▸ Stated problem: Filter these entries so that only lines with the word "zadania" remain.

▸ Data supplied:
┌──

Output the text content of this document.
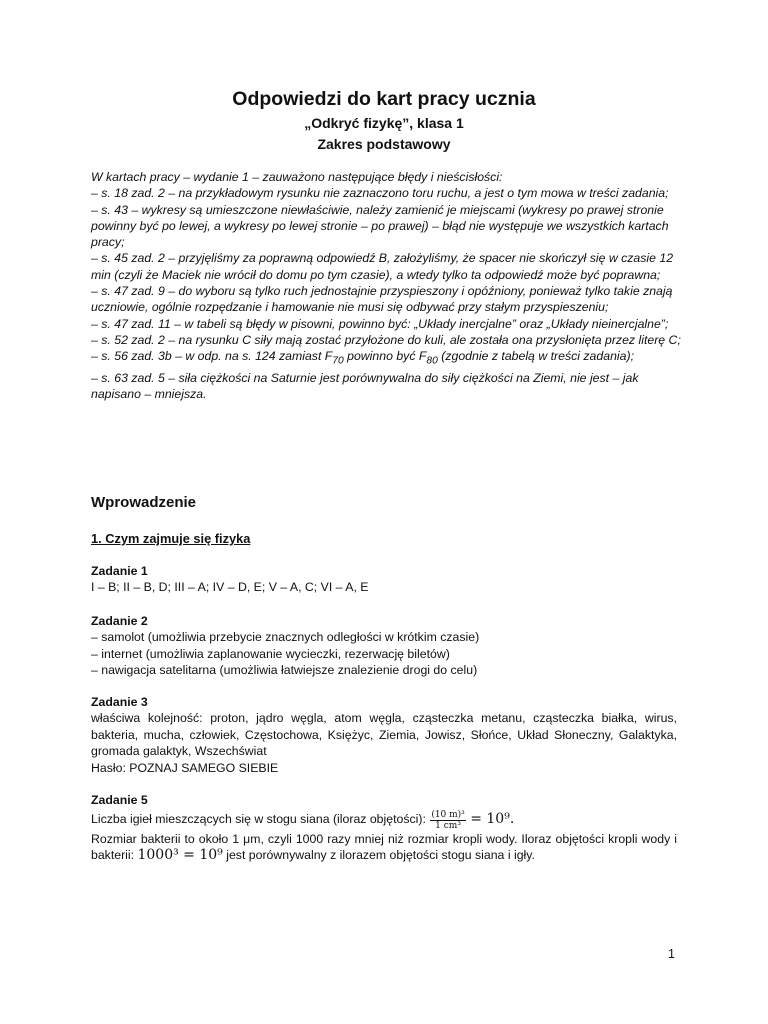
Odpowiedzi do kart pracy ucznia
„Odkryć fizykę”, klasa 1
Zakres podstawowy

W kartach pracy – wydanie 1 – zauważono następujące błędy i nieścisłości:

– s. 18 zad. 2 – na przykładowym rysunku nie zaznaczono toru ruchu, a jest o tym mowa w treści zadania;

– s. 43 – wykresy są umieszczone niewłaściwie, należy zamienić je miejscami (wykresy po prawej stronie powinny być po lewej, a wykresy po lewej stronie – po prawej) – błąd nie występuje we wszystkich kartach pracy;

– s. 45 zad. 2 – przyjęliśmy za poprawną odpowiedź B, założyliśmy, że spacer nie skończył się w czasie 12 min (czyli że Maciek nie wrócił do domu po tym czasie), a wtedy tylko ta odpowiedź może być poprawna;

– s. 47 zad. 9 – do wyboru są tylko ruch jednostajnie przyspieszony i opóźniony, ponieważ tylko takie znają uczniowie, ogólnie rozpędzanie i hamowanie nie musi się odbywać przy stałym przyspieszeniu;

– s. 47 zad. 11 – w tabeli są błędy w pisowni, powinno być: „Układy inercjalne” oraz „Układy nieinercjalne”;

– s. 52 zad. 2 – na rysunku C siły mają zostać przyłożone do kuli, ale została ona przysłonięta przez literę C;

– s. 56 zad. 3b – w odp. na s. 124 zamiast $F_{70}$ powinno być $F_{80}$ (zgodnie z tabelą w treści zadania);

– s. 63 zad. 5 – siła ciężkości na Saturnie jest porównywalna do siły ciężkości na Ziemi, nie jest – jak napisano – mniejsza.

Wprowadzenie
1. Czym zajmuje się fizyka

Zadanie 1

I – B; II – B, D; III – A; IV – D, E; V – A, C; VI – A, E

Zadanie 2

– samolot (umożliwia przebycie znacznych odległości w krótkim czasie)

– internet (umożliwia zaplanowanie wycieczki, rezerwację biletów)

– nawigacja satelitarna (umożliwia łatwiejsze znalezienie drogi do celu)

Zadanie 3

właściwa kolejność: proton, jądro węgla, atom węgla, cząsteczka metanu, cząsteczka białka, wirus, bakteria, mucha, człowiek, Częstochowa, Księżyc, Ziemia, Jowisz, Słońce, Układ Słoneczny, Galaktyka, gromada galaktyk, Wszechświat

Hasło: POZNAJ SAMEGO SIEBIE

Zadanie 5

Liczba igieł mieszczących się w stogu siana (iloraz objętości): $\frac{\text{(10 m)³}}{\text{1 cm³}} = 10^9$.

Rozmiar bakterii to około 1 μm, czyli 1000 razy mniej niż rozmiar kropli wody. Iloraz objętości kropli wody i bakterii: 1000³ = 10⁹ jest porównywalny z ilorazem objętości stogu siana i igły.

1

└──

▸ Answer to this exercise:
– s. 18 zad. 2 – na przykładowym rysunku nie zaznaczono toru ruchu, a jest o tym mowa w treści zadania;
– s. 56 zad. 3b – w odp. na s. 124 zamiast $F_{70}$ powinno być $F_{80}$ (zgodnie z tabelą w treści zadania);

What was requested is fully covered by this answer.